-- WHAT TO PRODUCE --
Could you print every record below exactly as it appears?

-- INPUT DATA --
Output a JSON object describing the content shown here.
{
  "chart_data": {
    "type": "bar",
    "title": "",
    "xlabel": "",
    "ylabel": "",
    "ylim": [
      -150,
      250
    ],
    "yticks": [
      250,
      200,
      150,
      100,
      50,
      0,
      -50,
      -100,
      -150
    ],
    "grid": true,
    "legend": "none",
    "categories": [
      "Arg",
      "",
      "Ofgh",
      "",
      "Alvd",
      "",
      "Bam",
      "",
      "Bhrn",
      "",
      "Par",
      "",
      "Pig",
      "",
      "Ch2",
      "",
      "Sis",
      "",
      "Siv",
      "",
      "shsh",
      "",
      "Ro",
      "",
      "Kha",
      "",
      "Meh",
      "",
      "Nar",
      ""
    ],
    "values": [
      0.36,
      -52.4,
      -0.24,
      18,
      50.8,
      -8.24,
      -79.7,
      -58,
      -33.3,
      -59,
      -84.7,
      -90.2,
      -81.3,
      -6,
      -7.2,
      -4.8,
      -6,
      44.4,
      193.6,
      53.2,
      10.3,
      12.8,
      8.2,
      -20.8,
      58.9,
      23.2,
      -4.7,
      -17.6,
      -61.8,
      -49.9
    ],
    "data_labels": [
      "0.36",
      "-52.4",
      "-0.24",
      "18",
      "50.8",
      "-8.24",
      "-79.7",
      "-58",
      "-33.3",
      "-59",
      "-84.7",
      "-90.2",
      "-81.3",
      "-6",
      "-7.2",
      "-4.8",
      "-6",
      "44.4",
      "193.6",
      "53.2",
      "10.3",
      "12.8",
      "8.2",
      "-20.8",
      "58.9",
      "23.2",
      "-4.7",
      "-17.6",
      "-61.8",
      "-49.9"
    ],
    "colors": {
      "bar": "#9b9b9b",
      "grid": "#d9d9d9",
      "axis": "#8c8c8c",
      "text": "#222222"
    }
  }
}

-- FINISHED EXERCISE --
Output a JSON object describing the content shown here.
{
  "chart_data": {
    "type": "bar",
    "title": "",
    "xlabel": "",
    "ylabel": "",
    "ylim": [
      -150,
      250
    ],
    "yticks": [
      250,
      200,
      150,
      100,
      50,
      0,
      -50,
      -100,
      -150
    ],
    "grid": true,
    "legend": "none",
    "categories": [
      "Arg",
      "",
      "Ofgh",
      "",
      "Alvd",
      "",
      "Bam",
      "",
      "Bhrn",
      "",
      "Par",
      "",
      "Pig",
      "",
      "Ch2",
      "",
      "Sis",
      "",
      "Siv",
      "",
      "shsh",
      "",
      "Ro",
      "",
      "Kha",
      "",
      "Meh",
      "",
      "Nar",
      ""
    ],
    "values": [
      0.36,
      -52.4,
      -0.24,
      18,
      50.8,
      -8.24,
      -79.7,
      -58,
      -33.3,
      -59,
      -84.7,
      -90.2,
      -81.3,
      -6,
      -7.2,
      -4.8,
      -6,
      44.4,
      193.6,
      53.2,
      10.3,
      12.8,
      8.2,
      -20.8,
      58.9,
      23.2,
      -4.7,
      -17.6,
      -61.8,
      -49.9
    ],
    "data_labels": [
      "0.36",
      "-52.4",
      "-0.24",
      "18",
      "50.8",
      "-8.24",
      "-79.7",
      "-58",
      "-33.3",
      "-59",
      "-84.7",
      "-90.2",
      "-81.3",
      "-6",
      "-7.2",
      "-4.8",
      "-6",
      "44.4",
      "193.6",
      "53.2",
      "10.3",
      "12.8",
      "8.2",
      "-20.8",
      "58.9",
      "23.2",
      "-4.7",
      "-17.6",
      "-61.8",
      "-49.9"
    ],
    "colors": {
      "bar": "#9b9b9b",
      "grid": "#d9d9d9",
      "axis": "#8c8c8c",
      "text": "#222222"
    }
  }
}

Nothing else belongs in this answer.